◆ **Exercise task**: Find each line holding "biri" and copy it out.
------------------------------------------------------------
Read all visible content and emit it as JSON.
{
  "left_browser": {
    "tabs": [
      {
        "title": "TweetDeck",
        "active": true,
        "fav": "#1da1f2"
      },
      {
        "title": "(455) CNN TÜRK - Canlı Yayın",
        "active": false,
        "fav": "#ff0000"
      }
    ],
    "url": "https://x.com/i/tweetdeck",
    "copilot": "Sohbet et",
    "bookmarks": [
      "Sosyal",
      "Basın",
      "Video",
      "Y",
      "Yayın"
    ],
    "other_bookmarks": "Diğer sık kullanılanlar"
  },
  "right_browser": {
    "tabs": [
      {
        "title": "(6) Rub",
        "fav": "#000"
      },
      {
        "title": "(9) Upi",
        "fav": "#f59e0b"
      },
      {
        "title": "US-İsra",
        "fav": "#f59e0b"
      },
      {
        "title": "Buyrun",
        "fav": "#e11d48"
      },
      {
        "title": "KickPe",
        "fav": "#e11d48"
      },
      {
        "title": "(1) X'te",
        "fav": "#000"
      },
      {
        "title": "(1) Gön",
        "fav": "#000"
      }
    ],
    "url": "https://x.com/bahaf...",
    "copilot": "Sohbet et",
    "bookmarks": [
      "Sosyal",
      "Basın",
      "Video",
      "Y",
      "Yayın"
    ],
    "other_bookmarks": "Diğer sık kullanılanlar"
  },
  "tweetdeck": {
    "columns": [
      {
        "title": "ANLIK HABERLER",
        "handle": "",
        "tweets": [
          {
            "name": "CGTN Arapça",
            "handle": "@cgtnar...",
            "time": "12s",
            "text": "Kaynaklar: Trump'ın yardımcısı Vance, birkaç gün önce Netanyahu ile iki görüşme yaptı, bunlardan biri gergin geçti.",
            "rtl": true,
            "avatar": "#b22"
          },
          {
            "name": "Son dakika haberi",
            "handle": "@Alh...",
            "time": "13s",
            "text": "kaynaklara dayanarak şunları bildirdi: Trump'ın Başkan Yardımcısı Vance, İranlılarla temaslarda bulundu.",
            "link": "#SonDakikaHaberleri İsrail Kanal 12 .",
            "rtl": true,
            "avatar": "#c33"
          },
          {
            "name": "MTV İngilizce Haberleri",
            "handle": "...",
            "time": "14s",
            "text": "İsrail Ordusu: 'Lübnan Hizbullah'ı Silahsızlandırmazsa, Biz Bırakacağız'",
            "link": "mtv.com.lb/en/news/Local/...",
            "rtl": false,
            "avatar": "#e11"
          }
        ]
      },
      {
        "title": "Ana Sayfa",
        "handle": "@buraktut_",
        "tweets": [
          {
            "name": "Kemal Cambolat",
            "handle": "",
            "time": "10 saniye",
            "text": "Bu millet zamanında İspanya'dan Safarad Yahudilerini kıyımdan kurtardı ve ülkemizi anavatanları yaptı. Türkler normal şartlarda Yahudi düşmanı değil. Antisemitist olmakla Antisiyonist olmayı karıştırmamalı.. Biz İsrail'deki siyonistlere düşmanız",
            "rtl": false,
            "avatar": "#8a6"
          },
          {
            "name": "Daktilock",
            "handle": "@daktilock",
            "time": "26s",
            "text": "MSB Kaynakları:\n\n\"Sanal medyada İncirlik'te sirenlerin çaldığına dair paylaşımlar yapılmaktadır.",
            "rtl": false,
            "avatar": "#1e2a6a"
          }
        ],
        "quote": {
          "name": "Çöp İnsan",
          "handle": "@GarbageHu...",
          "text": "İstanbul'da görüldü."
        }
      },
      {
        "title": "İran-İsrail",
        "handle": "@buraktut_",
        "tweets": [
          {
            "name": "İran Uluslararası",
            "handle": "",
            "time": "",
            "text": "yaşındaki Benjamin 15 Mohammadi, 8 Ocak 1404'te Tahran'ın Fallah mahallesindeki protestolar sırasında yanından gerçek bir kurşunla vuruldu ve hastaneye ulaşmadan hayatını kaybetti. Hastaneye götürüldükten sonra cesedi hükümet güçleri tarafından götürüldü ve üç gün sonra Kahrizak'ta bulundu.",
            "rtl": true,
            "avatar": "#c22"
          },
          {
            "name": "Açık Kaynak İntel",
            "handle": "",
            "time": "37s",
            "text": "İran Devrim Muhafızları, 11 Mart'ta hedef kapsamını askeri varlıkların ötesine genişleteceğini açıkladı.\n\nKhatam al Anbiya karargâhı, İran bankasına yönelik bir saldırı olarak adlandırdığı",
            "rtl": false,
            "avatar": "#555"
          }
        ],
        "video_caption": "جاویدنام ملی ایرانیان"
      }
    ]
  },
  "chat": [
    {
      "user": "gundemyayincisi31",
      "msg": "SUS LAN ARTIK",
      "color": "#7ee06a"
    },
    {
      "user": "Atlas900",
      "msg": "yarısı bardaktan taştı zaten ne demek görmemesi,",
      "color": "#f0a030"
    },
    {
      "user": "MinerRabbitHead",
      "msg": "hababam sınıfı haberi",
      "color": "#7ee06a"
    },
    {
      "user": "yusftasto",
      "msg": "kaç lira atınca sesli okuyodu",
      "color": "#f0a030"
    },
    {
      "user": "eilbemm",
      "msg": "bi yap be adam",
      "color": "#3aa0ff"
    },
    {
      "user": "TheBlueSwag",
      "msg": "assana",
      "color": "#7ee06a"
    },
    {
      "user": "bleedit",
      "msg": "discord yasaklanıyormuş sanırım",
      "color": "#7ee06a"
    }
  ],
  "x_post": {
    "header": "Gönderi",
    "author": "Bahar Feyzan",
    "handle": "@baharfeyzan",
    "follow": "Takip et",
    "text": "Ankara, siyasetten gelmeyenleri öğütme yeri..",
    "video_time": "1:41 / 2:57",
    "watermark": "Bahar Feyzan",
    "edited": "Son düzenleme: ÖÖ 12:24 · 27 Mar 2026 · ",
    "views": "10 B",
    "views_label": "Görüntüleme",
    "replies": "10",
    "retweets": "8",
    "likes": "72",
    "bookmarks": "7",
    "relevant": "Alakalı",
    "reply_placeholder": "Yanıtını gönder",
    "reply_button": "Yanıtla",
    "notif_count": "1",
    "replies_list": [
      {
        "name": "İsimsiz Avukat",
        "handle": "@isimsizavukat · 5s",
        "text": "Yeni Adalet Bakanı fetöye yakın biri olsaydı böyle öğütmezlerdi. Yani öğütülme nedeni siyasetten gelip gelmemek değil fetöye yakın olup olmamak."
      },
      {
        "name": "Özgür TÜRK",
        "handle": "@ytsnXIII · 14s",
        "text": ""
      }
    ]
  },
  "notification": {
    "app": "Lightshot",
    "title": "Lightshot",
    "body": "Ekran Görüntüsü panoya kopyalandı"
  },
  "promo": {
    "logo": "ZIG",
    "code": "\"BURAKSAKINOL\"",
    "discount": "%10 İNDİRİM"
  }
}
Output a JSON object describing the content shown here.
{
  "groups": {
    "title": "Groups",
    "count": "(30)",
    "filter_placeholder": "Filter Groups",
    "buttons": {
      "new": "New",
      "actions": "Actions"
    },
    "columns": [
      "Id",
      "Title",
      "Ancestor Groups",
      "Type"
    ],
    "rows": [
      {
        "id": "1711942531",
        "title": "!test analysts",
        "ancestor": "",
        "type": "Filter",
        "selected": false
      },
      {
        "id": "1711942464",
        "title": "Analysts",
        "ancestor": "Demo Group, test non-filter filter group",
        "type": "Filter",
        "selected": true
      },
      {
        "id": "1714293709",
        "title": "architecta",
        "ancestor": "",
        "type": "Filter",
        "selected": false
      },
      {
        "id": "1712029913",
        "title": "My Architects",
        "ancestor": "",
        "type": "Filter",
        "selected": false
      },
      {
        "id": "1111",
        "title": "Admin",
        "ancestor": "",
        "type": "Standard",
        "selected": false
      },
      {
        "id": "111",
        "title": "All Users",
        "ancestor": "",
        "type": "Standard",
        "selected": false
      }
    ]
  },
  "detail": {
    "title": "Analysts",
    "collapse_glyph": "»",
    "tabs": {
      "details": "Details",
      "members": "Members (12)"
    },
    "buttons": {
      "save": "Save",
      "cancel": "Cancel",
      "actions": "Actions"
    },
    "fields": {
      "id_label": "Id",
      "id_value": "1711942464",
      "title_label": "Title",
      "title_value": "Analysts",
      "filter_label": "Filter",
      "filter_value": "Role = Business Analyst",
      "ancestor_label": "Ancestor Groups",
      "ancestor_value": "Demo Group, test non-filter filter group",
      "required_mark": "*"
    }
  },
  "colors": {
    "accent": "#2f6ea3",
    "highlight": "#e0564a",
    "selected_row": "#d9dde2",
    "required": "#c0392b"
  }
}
------------------------------------------------------------
◆ **Output of the task**:
            "text": "Kaynaklar: Trump'ın yardımcısı Vance, birkaç gün önce Netanyahu ile iki görüşme yaptı, bunlardan biri gergin geçti.",
        "text": "Yeni Adalet Bakanı fetöye yakın biri olsaydı böyle öğütmezlerdi. Yani öğütülme nedeni siyasetten gelip gelmemek değil fetöye yakın olup olmamak."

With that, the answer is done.